■ Work to do ■
Quote the whole listing verbatim.

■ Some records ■
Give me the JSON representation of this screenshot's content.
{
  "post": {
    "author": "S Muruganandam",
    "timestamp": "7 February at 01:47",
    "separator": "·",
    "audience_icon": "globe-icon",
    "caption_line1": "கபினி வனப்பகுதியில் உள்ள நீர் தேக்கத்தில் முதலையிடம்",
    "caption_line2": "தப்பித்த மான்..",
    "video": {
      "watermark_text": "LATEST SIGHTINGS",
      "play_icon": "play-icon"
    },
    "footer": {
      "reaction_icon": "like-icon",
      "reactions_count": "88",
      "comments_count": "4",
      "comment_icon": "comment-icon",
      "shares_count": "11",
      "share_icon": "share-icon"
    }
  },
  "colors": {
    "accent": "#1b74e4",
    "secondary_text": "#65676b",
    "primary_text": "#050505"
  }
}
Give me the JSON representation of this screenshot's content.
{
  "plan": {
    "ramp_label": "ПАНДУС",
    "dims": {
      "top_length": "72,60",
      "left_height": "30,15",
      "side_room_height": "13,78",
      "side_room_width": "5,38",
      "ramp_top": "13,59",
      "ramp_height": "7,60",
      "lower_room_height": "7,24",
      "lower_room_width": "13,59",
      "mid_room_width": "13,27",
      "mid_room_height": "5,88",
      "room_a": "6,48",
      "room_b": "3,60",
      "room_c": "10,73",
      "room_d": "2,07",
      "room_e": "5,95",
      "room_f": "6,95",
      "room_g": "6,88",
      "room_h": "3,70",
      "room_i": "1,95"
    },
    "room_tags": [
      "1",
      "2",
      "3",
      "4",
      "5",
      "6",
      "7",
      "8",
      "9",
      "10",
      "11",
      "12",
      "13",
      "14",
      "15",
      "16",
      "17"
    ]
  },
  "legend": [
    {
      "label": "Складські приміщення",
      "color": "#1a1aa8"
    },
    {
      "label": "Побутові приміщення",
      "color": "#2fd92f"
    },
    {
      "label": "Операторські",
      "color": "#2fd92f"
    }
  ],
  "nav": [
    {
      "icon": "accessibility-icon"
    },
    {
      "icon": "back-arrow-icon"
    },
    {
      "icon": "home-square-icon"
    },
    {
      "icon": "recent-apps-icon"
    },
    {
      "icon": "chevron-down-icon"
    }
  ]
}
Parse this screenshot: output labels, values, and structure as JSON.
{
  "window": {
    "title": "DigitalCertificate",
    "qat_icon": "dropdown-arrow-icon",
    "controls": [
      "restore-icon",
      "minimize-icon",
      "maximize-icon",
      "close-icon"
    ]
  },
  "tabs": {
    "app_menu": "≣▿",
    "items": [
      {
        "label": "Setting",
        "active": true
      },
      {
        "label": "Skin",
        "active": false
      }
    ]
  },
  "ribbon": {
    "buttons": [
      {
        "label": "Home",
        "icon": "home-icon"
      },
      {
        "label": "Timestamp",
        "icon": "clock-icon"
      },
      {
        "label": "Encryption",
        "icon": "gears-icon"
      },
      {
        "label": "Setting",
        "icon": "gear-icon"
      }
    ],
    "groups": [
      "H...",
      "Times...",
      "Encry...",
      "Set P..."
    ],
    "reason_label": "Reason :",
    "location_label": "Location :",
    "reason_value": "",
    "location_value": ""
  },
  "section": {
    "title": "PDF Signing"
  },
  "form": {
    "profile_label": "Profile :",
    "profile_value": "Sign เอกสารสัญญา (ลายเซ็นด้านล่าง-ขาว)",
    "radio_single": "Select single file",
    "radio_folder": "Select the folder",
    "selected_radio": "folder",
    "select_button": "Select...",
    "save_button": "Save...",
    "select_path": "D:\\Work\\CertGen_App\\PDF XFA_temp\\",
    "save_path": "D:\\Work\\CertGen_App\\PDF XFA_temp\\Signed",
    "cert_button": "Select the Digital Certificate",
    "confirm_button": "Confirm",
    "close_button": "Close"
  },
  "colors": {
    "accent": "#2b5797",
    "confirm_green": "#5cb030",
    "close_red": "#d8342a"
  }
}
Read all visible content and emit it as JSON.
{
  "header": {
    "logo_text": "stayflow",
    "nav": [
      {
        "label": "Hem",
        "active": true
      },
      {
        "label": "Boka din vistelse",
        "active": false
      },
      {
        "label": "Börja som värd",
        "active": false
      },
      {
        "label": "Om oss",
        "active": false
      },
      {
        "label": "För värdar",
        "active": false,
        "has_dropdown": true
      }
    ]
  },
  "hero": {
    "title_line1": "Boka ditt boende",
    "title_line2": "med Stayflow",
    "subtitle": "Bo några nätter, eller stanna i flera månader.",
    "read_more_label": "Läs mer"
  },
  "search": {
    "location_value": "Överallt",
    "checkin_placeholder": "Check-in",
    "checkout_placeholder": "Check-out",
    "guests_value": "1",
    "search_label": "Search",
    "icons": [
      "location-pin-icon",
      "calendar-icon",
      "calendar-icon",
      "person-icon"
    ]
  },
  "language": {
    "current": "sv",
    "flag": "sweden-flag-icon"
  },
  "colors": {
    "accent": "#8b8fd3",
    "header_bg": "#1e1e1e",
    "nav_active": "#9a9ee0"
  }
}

■ Answer in full ■
Give me the JSON representation of this screenshot's content.
{
  "post": {
    "author": "S Muruganandam",
    "timestamp": "7 February at 01:47",
    "separator": "·",
    "audience_icon": "globe-icon",
    "caption_line1": "கபினி வனப்பகுதியில் உள்ள நீர் தேக்கத்தில் முதலையிடம்",
    "caption_line2": "தப்பித்த மான்..",
    "video": {
      "watermark_text": "LATEST SIGHTINGS",
      "play_icon": "play-icon"
    },
    "footer": {
      "reaction_icon": "like-icon",
      "reactions_count": "88",
      "comments_count": "4",
      "comment_icon": "comment-icon",
      "shares_count": "11",
      "share_icon": "share-icon"
    }
  },
  "colors": {
    "accent": "#1b74e4",
    "secondary_text": "#65676b",
    "primary_text": "#050505"
  }
}
Give me the JSON representation of this screenshot's content.
{
  "plan": {
    "ramp_label": "ПАНДУС",
    "dims": {
      "top_length": "72,60",
      "left_height": "30,15",
      "side_room_height": "13,78",
      "side_room_width": "5,38",
      "ramp_top": "13,59",
      "ramp_height": "7,60",
      "lower_room_height": "7,24",
      "lower_room_width": "13,59",
      "mid_room_width": "13,27",
      "mid_room_height": "5,88",
      "room_a": "6,48",
      "room_b": "3,60",
      "room_c": "10,73",
      "room_d": "2,07",
      "room_e": "5,95",
      "room_f": "6,95",
      "room_g": "6,88",
      "room_h": "3,70",
      "room_i": "1,95"
    },
    "room_tags": [
      "1",
      "2",
      "3",
      "4",
      "5",
      "6",
      "7",
      "8",
      "9",
      "10",
      "11",
      "12",
      "13",
      "14",
      "15",
      "16",
      "17"
    ]
  },
  "legend": [
    {
      "label": "Складські приміщення",
      "color": "#1a1aa8"
    },
    {
      "label": "Побутові приміщення",
      "color": "#2fd92f"
    },
    {
      "label": "Операторські",
      "color": "#2fd92f"
    }
  ],
  "nav": [
    {
      "icon": "accessibility-icon"
    },
    {
      "icon": "back-arrow-icon"
    },
    {
      "icon": "home-square-icon"
    },
    {
      "icon": "recent-apps-icon"
    },
    {
      "icon": "chevron-down-icon"
    }
  ]
}
Parse this screenshot: output labels, values, and structure as JSON.
{
  "window": {
    "title": "DigitalCertificate",
    "qat_icon": "dropdown-arrow-icon",
    "controls": [
      "restore-icon",
      "minimize-icon",
      "maximize-icon",
      "close-icon"
    ]
  },
  "tabs": {
    "app_menu": "≣▿",
    "items": [
      {
        "label": "Setting",
        "active": true
      },
      {
        "label": "Skin",
        "active": false
      }
    ]
  },
  "ribbon": {
    "buttons": [
      {
        "label": "Home",
        "icon": "home-icon"
      },
      {
        "label": "Timestamp",
        "icon": "clock-icon"
      },
      {
        "label": "Encryption",
        "icon": "gears-icon"
      },
      {
        "label": "Setting",
        "icon": "gear-icon"
      }
    ],
    "groups": [
      "H...",
      "Times...",
      "Encry...",
      "Set P..."
    ],
    "reason_label": "Reason :",
    "location_label": "Location :",
    "reason_value": "",
    "location_value": ""
  },
  "section": {
    "title": "PDF Signing"
  },
  "form": {
    "profile_label": "Profile :",
    "profile_value": "Sign เอกสารสัญญา (ลายเซ็นด้านล่าง-ขาว)",
    "radio_single": "Select single file",
    "radio_folder": "Select the folder",
    "selected_radio": "folder",
    "select_button": "Select...",
    "save_button": "Save...",
    "select_path": "D:\\Work\\CertGen_App\\PDF XFA_temp\\",
    "save_path": "D:\\Work\\CertGen_App\\PDF XFA_temp\\Signed",
    "cert_button": "Select the Digital Certificate",
    "confirm_button": "Confirm",
    "close_button": "Close"
  },
  "colors": {
    "accent": "#2b5797",
    "confirm_green": "#5cb030",
    "close_red": "#d8342a"
  }
}
Read all visible content and emit it as JSON.
{
  "header": {
    "logo_text": "stayflow",
    "nav": [
      {
        "label": "Hem",
        "active": true
      },
      {
        "label": "Boka din vistelse",
        "active": false
      },
      {
        "label": "Börja som värd",
        "active": false
      },
      {
        "label": "Om oss",
        "active": false
      },
      {
        "label": "För värdar",
        "active": false,
        "has_dropdown": true
      }
    ]
  },
  "hero": {
    "title_line1": "Boka ditt boende",
    "title_line2": "med Stayflow",
    "subtitle": "Bo några nätter, eller stanna i flera månader.",
    "read_more_label": "Läs mer"
  },
  "search": {
    "location_value": "Överallt",
    "checkin_placeholder": "Check-in",
    "checkout_placeholder": "Check-out",
    "guests_value": "1",
    "search_label": "Search",
    "icons": [
      "location-pin-icon",
      "calendar-icon",
      "calendar-icon",
      "person-icon"
    ]
  },
  "language": {
    "current": "sv",
    "flag": "sweden-flag-icon"
  },
  "colors": {
    "accent": "#8b8fd3",
    "header_bg": "#1e1e1e",
    "nav_active": "#9a9ee0"
  }
}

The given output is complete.